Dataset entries
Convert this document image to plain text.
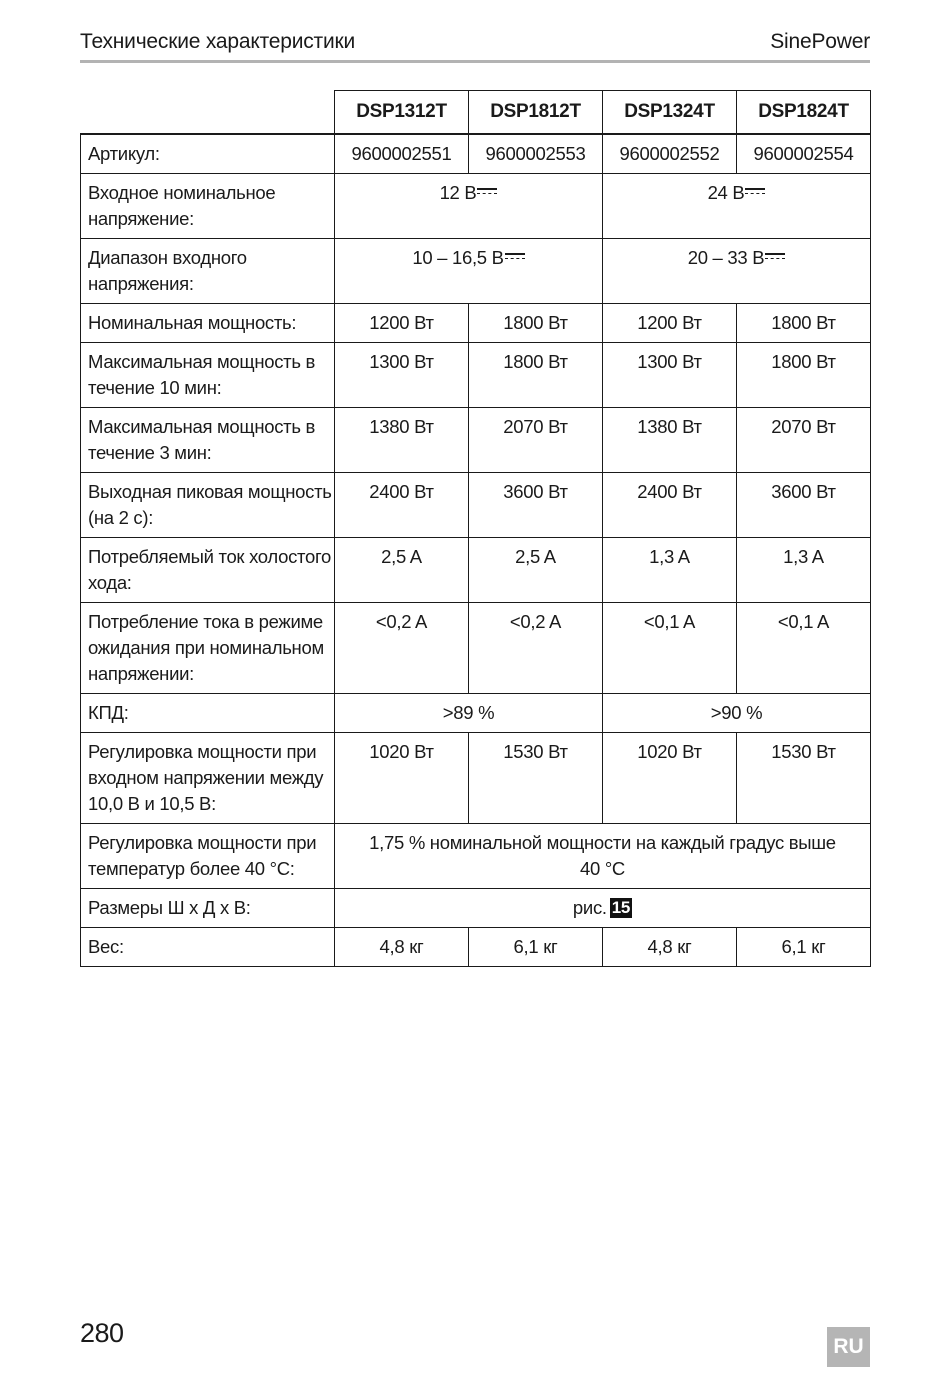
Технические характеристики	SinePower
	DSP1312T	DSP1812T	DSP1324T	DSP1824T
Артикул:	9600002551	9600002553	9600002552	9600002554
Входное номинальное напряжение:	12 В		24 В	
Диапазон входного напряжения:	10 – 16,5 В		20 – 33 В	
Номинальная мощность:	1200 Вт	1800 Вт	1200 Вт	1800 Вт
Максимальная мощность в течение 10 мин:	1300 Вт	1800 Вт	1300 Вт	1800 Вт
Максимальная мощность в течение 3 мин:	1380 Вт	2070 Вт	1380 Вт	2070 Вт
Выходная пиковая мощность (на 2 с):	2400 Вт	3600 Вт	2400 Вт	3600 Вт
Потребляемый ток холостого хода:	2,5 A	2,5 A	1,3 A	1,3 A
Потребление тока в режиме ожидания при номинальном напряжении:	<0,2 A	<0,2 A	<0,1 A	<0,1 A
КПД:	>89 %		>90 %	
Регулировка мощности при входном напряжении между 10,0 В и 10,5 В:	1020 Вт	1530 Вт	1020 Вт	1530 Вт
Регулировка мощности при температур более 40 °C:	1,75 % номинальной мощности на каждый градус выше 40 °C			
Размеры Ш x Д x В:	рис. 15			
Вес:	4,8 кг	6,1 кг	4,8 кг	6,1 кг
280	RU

* * *

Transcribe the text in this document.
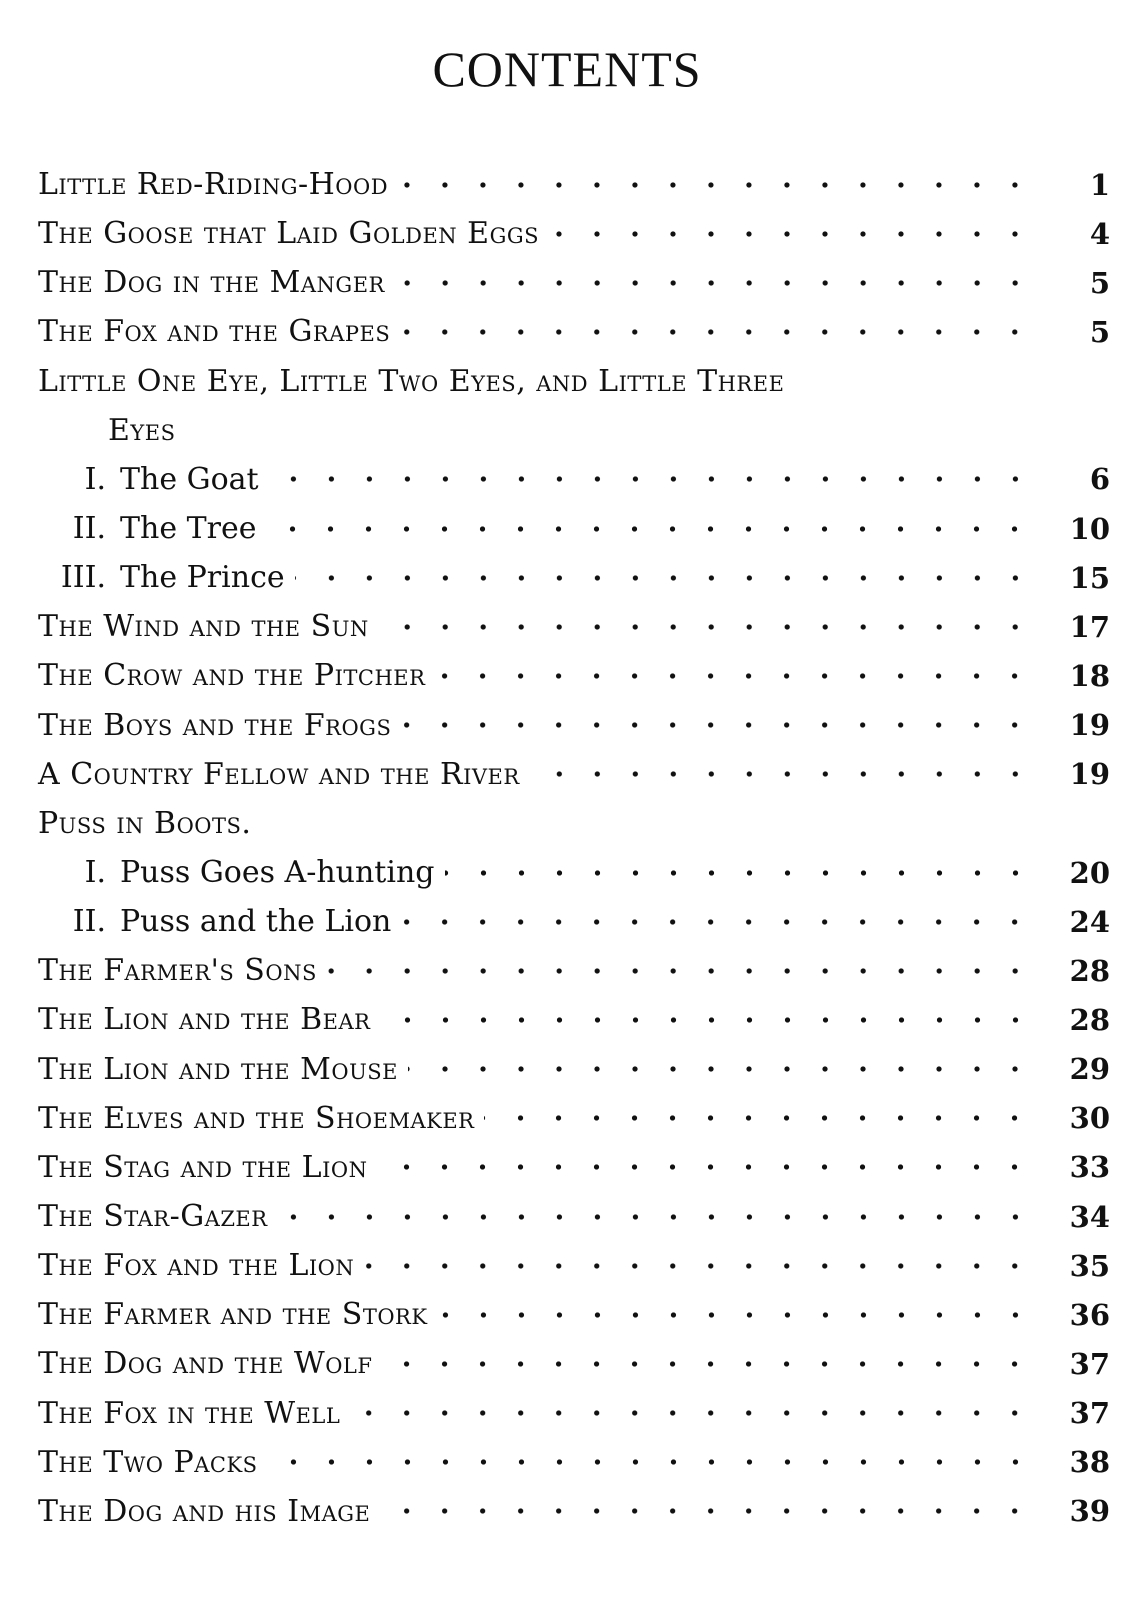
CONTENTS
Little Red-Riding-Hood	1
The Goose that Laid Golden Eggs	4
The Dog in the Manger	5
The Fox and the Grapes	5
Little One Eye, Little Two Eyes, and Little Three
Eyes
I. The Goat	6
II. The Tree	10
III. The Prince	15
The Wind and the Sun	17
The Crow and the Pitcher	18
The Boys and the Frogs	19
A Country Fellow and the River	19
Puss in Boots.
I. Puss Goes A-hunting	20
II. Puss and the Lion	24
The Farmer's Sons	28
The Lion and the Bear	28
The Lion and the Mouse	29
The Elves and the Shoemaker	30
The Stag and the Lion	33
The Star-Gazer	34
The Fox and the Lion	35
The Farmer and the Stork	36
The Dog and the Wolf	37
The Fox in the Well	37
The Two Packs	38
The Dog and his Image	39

[DIRECTION] Copy every line above in which the string "document" shows up.

[EXERCISE RESPONSE]
Convert this document image to plain text.
Transcribe the text in this document.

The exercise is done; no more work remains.